South Foreland is a chalk headland on the Kent coast of southeast England. It presents a bold cliff to the sea, and offers views across the Strait of Dover. It is centred 3 mi northeast of Dover and 15 miles (24 km) south of North Foreland. It includes the closest point on the Island of Britain to the European mainland at a distance of 20.6 mi.

This proximity gives it military significance and during the Second World War its coastal battery was built, along with a radar station. Lying between the busy Port of Dover and the remote and hazardous Goodwin Sands sandbank, its two lighthouses were important for navigation before their disuse. Much of the area is now owned by the National Trust and is open to the public; it is traversed by the Saxon Shore Way, the Kent coastal walk.

LB&SCR H2 class 4-4-2 no. 421 (later no. B421, 2421, and 32421) was named South Foreland after this landmark.

==Lighthouses==

Two lighthouses are on South Foreland: the lower light disused since 1910 and the upper light, a National Trust asset, disused since 1988.

==Geography and geology==
South Foreland marks the south-western limit of St Margaret's Bay (named after the village of St Margaret's at Cliffe). It is the geological counterpart of Cap Blanc Nez ( Cape White Nose), at the northern extremity of the Boulonnais in the French département of Pas-de-Calais. The two are the landward ends of the fiercely cleft Strait of Dover land bridge and their chalk geological stratum dictates the route of the Channel Tunnel. Geologists have theorised that much of the erosion was river erosion from the extended Rhine and numerous southern North Sea channels discharging through the Strait of Dover.

== Second World War ==
During the Second World War South Foreland carried a Chain Home radar station similar to the still-extant towers at Swingate, east of Dover.

————————

TASKS TO PERFORM:
(1) Answer these questions from the excerpt on South Foreland, one line each:
(a) How far is South Foreland from Dover, and in which direction?
(b) Since what year has the upper lighthouse been out of use?
(c) Which French headland is named as the geological counterpart of South Foreland?
(2) Continue the excerpt on South Foreland from its last sentence, picking up the Second World War section.

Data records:
————————

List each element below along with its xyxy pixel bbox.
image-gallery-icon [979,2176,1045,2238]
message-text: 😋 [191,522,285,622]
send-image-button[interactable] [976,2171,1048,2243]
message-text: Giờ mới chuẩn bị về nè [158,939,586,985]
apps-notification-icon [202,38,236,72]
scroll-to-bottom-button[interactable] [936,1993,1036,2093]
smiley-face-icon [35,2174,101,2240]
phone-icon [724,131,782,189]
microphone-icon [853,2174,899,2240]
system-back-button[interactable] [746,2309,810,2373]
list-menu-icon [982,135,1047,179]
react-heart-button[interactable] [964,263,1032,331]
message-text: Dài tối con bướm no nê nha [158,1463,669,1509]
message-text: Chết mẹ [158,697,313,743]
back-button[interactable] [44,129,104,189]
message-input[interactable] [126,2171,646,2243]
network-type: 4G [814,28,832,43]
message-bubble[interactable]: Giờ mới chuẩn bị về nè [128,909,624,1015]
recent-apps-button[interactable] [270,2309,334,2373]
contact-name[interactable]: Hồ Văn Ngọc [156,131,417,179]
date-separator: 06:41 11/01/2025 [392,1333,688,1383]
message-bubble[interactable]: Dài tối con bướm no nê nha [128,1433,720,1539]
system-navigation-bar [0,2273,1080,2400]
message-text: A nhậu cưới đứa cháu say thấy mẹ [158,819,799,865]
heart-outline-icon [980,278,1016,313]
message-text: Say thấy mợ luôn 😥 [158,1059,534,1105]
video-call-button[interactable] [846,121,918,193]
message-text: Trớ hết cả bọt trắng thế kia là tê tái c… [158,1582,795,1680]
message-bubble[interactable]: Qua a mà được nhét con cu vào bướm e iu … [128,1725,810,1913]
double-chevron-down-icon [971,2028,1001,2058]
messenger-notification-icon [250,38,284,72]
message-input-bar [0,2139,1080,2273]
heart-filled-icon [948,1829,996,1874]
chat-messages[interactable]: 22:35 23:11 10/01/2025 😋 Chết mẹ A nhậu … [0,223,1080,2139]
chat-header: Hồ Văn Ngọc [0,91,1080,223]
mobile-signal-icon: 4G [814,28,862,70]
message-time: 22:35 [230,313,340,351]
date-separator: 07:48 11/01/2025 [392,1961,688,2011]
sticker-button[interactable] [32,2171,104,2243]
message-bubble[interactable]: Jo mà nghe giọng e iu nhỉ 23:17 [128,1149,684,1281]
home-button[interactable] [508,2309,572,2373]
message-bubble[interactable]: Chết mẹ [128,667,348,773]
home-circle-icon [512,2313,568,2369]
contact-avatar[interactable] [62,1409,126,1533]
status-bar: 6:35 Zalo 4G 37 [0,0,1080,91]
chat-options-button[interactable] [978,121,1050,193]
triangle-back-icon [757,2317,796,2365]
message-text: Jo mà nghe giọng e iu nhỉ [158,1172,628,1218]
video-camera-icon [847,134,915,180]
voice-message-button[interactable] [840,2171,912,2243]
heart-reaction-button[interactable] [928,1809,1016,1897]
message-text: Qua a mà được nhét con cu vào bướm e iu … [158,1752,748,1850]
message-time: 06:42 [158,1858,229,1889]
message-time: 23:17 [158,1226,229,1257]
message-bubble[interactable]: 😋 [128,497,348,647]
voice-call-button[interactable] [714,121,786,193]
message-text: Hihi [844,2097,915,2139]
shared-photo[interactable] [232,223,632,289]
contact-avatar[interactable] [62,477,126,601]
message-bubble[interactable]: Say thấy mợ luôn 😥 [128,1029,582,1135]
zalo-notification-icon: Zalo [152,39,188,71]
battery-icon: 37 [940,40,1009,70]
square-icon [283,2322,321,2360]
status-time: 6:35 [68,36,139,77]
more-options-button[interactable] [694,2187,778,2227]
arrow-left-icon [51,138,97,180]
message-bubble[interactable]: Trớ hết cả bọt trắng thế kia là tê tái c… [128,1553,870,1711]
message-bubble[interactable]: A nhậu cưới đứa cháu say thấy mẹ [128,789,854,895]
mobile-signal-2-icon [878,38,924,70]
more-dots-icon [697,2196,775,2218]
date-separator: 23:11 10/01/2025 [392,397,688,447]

————————

RESPONSES BY ITEM NUMBER:
(1)
(a) 3 miles northeast
(b) 1988
(c) Cap Blanc Nez

(2)
===South Foreland battery===
This was a coastal artillery battery with four Mark X 9.2 inch guns and a network of bunkers and ammunition stores, northeast of the lighthouse on the road to St Margaret's. The site was cleared after World War II leaving traces, although since these have become heavily overgrown. The heavily reinforced positions were hewn into the cliff in the three months from 28 December 1940. The first gun arrived on 25 March 1941. No. 4 gun was test fired on 28 November 1941. On 12 February 1942, the light battleships Gneisenau, Scharnhorst and the heavy cruiser Prinz Eugen attempted the Channel Dash from Brest, France to Germany. The Foreland's K-band radar started to track the ships of the Brest Group coming up the Channel towards Cap Gris Nez. At 12:19, the first salvo was fired; maximum visibility was five miles, there was no observation of fall of shot by sight. The blips of the radar showed zig-zagging of the ships prompting full battery salvo firing. 33 rounds were fired at the German ships, which were moving out of range at 30 kn. The Germans revealed that all had missed.

By the end of the war the four guns had fired 2,248 shells, most in the months before and after the Normandy landings. 28 enemy ships were sunk by the coastal batteries around Dover, which loss deterred use of the Channel Dash by the German surface fleet.